→ Listed records:

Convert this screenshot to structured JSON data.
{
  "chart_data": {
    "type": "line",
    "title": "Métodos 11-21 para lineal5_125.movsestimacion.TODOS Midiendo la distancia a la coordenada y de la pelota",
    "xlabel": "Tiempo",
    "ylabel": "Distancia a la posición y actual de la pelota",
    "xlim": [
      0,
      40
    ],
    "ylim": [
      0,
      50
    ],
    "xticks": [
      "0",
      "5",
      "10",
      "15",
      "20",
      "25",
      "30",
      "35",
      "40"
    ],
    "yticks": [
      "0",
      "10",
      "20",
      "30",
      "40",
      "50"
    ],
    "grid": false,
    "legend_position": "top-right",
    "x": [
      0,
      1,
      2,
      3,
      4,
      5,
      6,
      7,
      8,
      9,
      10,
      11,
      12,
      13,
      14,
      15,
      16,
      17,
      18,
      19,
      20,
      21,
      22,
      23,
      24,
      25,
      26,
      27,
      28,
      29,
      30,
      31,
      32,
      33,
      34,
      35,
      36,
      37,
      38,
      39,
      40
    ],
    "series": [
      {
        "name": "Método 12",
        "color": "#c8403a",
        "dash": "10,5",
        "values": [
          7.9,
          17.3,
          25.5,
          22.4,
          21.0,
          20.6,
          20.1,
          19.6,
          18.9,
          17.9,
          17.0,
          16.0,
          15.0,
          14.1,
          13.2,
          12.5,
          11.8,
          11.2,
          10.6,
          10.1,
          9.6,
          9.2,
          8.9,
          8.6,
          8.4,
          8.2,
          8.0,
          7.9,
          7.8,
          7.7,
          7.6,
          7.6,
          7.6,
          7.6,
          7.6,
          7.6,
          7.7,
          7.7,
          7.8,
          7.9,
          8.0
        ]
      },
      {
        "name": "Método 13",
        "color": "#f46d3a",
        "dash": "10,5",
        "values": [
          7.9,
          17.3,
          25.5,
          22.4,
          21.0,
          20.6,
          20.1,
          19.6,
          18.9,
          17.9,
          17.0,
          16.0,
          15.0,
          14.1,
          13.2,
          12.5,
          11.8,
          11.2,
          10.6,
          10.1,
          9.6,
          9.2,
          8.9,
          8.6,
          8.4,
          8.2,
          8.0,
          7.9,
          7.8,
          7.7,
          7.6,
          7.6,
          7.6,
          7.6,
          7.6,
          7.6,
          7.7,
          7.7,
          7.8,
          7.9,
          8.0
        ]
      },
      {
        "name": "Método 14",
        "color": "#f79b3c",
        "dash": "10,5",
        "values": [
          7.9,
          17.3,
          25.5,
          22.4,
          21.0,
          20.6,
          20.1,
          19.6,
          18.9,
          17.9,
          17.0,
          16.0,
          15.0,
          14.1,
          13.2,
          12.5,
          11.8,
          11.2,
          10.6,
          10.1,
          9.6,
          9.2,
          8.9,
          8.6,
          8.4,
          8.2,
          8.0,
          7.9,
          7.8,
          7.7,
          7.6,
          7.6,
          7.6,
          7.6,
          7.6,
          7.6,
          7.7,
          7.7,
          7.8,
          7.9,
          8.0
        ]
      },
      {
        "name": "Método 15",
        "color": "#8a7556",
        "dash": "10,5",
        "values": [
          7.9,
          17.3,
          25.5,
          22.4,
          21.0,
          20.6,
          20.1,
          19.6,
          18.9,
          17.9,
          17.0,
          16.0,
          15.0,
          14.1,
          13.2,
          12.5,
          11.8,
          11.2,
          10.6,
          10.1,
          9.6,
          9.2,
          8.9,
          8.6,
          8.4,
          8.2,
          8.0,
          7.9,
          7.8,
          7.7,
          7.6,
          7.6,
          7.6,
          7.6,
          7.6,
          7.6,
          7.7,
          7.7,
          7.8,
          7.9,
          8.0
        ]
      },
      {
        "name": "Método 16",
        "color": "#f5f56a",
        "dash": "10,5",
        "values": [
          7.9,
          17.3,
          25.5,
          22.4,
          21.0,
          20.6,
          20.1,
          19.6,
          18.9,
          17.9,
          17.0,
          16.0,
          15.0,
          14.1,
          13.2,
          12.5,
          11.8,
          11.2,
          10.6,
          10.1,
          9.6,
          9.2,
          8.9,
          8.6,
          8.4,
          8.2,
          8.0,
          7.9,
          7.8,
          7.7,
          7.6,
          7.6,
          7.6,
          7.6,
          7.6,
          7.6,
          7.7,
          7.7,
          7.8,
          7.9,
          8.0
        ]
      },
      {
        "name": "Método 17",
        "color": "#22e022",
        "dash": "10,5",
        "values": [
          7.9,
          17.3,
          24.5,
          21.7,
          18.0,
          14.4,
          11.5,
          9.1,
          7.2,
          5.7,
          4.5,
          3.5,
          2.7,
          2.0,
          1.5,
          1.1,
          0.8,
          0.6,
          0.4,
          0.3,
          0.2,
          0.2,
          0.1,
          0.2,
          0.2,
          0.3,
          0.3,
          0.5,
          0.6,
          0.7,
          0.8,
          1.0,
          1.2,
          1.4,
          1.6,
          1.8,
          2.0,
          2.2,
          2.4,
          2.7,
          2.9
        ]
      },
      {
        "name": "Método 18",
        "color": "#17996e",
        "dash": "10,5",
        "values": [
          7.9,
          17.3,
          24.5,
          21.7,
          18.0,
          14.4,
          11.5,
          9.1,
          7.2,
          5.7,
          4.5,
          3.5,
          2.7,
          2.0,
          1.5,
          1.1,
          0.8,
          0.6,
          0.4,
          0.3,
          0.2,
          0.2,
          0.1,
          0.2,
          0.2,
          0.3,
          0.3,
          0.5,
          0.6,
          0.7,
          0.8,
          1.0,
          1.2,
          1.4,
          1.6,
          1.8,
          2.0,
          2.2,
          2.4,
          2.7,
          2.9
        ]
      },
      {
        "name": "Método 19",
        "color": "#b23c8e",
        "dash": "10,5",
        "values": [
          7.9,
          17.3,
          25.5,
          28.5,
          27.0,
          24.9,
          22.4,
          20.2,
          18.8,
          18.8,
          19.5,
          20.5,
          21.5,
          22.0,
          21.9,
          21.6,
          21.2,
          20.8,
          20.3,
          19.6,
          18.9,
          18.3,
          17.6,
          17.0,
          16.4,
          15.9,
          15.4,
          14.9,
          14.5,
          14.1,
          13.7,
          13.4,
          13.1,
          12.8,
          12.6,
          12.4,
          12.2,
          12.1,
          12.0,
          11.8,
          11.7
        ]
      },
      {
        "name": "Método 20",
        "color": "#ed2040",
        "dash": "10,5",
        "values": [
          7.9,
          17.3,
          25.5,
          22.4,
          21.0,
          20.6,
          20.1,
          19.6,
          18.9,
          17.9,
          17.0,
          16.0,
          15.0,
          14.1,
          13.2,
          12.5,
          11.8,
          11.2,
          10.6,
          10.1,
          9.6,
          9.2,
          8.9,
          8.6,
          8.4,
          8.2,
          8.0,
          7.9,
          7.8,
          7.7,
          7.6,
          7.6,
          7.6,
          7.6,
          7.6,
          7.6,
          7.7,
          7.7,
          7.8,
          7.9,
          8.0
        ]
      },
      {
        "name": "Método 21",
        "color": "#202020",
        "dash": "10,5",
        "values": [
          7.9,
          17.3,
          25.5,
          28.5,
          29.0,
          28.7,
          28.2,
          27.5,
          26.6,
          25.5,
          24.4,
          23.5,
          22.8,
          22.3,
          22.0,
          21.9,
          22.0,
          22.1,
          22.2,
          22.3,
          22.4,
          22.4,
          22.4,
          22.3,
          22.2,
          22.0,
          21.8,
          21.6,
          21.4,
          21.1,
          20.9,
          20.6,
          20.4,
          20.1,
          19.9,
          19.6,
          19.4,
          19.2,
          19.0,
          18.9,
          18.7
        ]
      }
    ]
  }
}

→ Task prompt:
Go through the records above and retype each one exactly.

→ Output for this task:
Convert this screenshot to structured JSON data.
{
  "chart_data": {
    "type": "line",
    "title": "Métodos 11-21 para lineal5_125.movsestimacion.TODOS Midiendo la distancia a la coordenada y de la pelota",
    "xlabel": "Tiempo",
    "ylabel": "Distancia a la posición y actual de la pelota",
    "xlim": [
      0,
      40
    ],
    "ylim": [
      0,
      50
    ],
    "xticks": [
      "0",
      "5",
      "10",
      "15",
      "20",
      "25",
      "30",
      "35",
      "40"
    ],
    "yticks": [
      "0",
      "10",
      "20",
      "30",
      "40",
      "50"
    ],
    "grid": false,
    "legend_position": "top-right",
    "x": [
      0,
      1,
      2,
      3,
      4,
      5,
      6,
      7,
      8,
      9,
      10,
      11,
      12,
      13,
      14,
      15,
      16,
      17,
      18,
      19,
      20,
      21,
      22,
      23,
      24,
      25,
      26,
      27,
      28,
      29,
      30,
      31,
      32,
      33,
      34,
      35,
      36,
      37,
      38,
      39,
      40
    ],
    "series": [
      {
        "name": "Método 12",
        "color": "#c8403a",
        "dash": "10,5",
        "values": [
          7.9,
          17.3,
          25.5,
          22.4,
          21.0,
          20.6,
          20.1,
          19.6,
          18.9,
          17.9,
          17.0,
          16.0,
          15.0,
          14.1,
          13.2,
          12.5,
          11.8,
          11.2,
          10.6,
          10.1,
          9.6,
          9.2,
          8.9,
          8.6,
          8.4,
          8.2,
          8.0,
          7.9,
          7.8,
          7.7,
          7.6,
          7.6,
          7.6,
          7.6,
          7.6,
          7.6,
          7.7,
          7.7,
          7.8,
          7.9,
          8.0
        ]
      },
      {
        "name": "Método 13",
        "color": "#f46d3a",
        "dash": "10,5",
        "values": [
          7.9,
          17.3,
          25.5,
          22.4,
          21.0,
          20.6,
          20.1,
          19.6,
          18.9,
          17.9,
          17.0,
          16.0,
          15.0,
          14.1,
          13.2,
          12.5,
          11.8,
          11.2,
          10.6,
          10.1,
          9.6,
          9.2,
          8.9,
          8.6,
          8.4,
          8.2,
          8.0,
          7.9,
          7.8,
          7.7,
          7.6,
          7.6,
          7.6,
          7.6,
          7.6,
          7.6,
          7.7,
          7.7,
          7.8,
          7.9,
          8.0
        ]
      },
      {
        "name": "Método 14",
        "color": "#f79b3c",
        "dash": "10,5",
        "values": [
          7.9,
          17.3,
          25.5,
          22.4,
          21.0,
          20.6,
          20.1,
          19.6,
          18.9,
          17.9,
          17.0,
          16.0,
          15.0,
          14.1,
          13.2,
          12.5,
          11.8,
          11.2,
          10.6,
          10.1,
          9.6,
          9.2,
          8.9,
          8.6,
          8.4,
          8.2,
          8.0,
          7.9,
          7.8,
          7.7,
          7.6,
          7.6,
          7.6,
          7.6,
          7.6,
          7.6,
          7.7,
          7.7,
          7.8,
          7.9,
          8.0
        ]
      },
      {
        "name": "Método 15",
        "color": "#8a7556",
        "dash": "10,5",
        "values": [
          7.9,
          17.3,
          25.5,
          22.4,
          21.0,
          20.6,
          20.1,
          19.6,
          18.9,
          17.9,
          17.0,
          16.0,
          15.0,
          14.1,
          13.2,
          12.5,
          11.8,
          11.2,
          10.6,
          10.1,
          9.6,
          9.2,
          8.9,
          8.6,
          8.4,
          8.2,
          8.0,
          7.9,
          7.8,
          7.7,
          7.6,
          7.6,
          7.6,
          7.6,
          7.6,
          7.6,
          7.7,
          7.7,
          7.8,
          7.9,
          8.0
        ]
      },
      {
        "name": "Método 16",
        "color": "#f5f56a",
        "dash": "10,5",
        "values": [
          7.9,
          17.3,
          25.5,
          22.4,
          21.0,
          20.6,
          20.1,
          19.6,
          18.9,
          17.9,
          17.0,
          16.0,
          15.0,
          14.1,
          13.2,
          12.5,
          11.8,
          11.2,
          10.6,
          10.1,
          9.6,
          9.2,
          8.9,
          8.6,
          8.4,
          8.2,
          8.0,
          7.9,
          7.8,
          7.7,
          7.6,
          7.6,
          7.6,
          7.6,
          7.6,
          7.6,
          7.7,
          7.7,
          7.8,
          7.9,
          8.0
        ]
      },
      {
        "name": "Método 17",
        "color": "#22e022",
        "dash": "10,5",
        "values": [
          7.9,
          17.3,
          24.5,
          21.7,
          18.0,
          14.4,
          11.5,
          9.1,
          7.2,
          5.7,
          4.5,
          3.5,
          2.7,
          2.0,
          1.5,
          1.1,
          0.8,
          0.6,
          0.4,
          0.3,
          0.2,
          0.2,
          0.1,
          0.2,
          0.2,
          0.3,
          0.3,
          0.5,
          0.6,
          0.7,
          0.8,
          1.0,
          1.2,
          1.4,
          1.6,
          1.8,
          2.0,
          2.2,
          2.4,
          2.7,
          2.9
        ]
      },
      {
        "name": "Método 18",
        "color": "#17996e",
        "dash": "10,5",
        "values": [
          7.9,
          17.3,
          24.5,
          21.7,
          18.0,
          14.4,
          11.5,
          9.1,
          7.2,
          5.7,
          4.5,
          3.5,
          2.7,
          2.0,
          1.5,
          1.1,
          0.8,
          0.6,
          0.4,
          0.3,
          0.2,
          0.2,
          0.1,
          0.2,
          0.2,
          0.3,
          0.3,
          0.5,
          0.6,
          0.7,
          0.8,
          1.0,
          1.2,
          1.4,
          1.6,
          1.8,
          2.0,
          2.2,
          2.4,
          2.7,
          2.9
        ]
      },
      {
        "name": "Método 19",
        "color": "#b23c8e",
        "dash": "10,5",
        "values": [
          7.9,
          17.3,
          25.5,
          28.5,
          27.0,
          24.9,
          22.4,
          20.2,
          18.8,
          18.8,
          19.5,
          20.5,
          21.5,
          22.0,
          21.9,
          21.6,
          21.2,
          20.8,
          20.3,
          19.6,
          18.9,
          18.3,
          17.6,
          17.0,
          16.4,
          15.9,
          15.4,
          14.9,
          14.5,
          14.1,
          13.7,
          13.4,
          13.1,
          12.8,
          12.6,
          12.4,
          12.2,
          12.1,
          12.0,
          11.8,
          11.7
        ]
      },
      {
        "name": "Método 20",
        "color": "#ed2040",
        "dash": "10,5",
        "values": [
          7.9,
          17.3,
          25.5,
          22.4,
          21.0,
          20.6,
          20.1,
          19.6,
          18.9,
          17.9,
          17.0,
          16.0,
          15.0,
          14.1,
          13.2,
          12.5,
          11.8,
          11.2,
          10.6,
          10.1,
          9.6,
          9.2,
          8.9,
          8.6,
          8.4,
          8.2,
          8.0,
          7.9,
          7.8,
          7.7,
          7.6,
          7.6,
          7.6,
          7.6,
          7.6,
          7.6,
          7.7,
          7.7,
          7.8,
          7.9,
          8.0
        ]
      },
      {
        "name": "Método 21",
        "color": "#202020",
        "dash": "10,5",
        "values": [
          7.9,
          17.3,
          25.5,
          28.5,
          29.0,
          28.7,
          28.2,
          27.5,
          26.6,
          25.5,
          24.4,
          23.5,
          22.8,
          22.3,
          22.0,
          21.9,
          22.0,
          22.1,
          22.2,
          22.3,
          22.4,
          22.4,
          22.4,
          22.3,
          22.2,
          22.0,
          21.8,
          21.6,
          21.4,
          21.1,
          20.9,
          20.6,
          20.4,
          20.1,
          19.9,
          19.6,
          19.4,
          19.2,
          19.0,
          18.9,
          18.7
        ]
      }
    ]
  }
}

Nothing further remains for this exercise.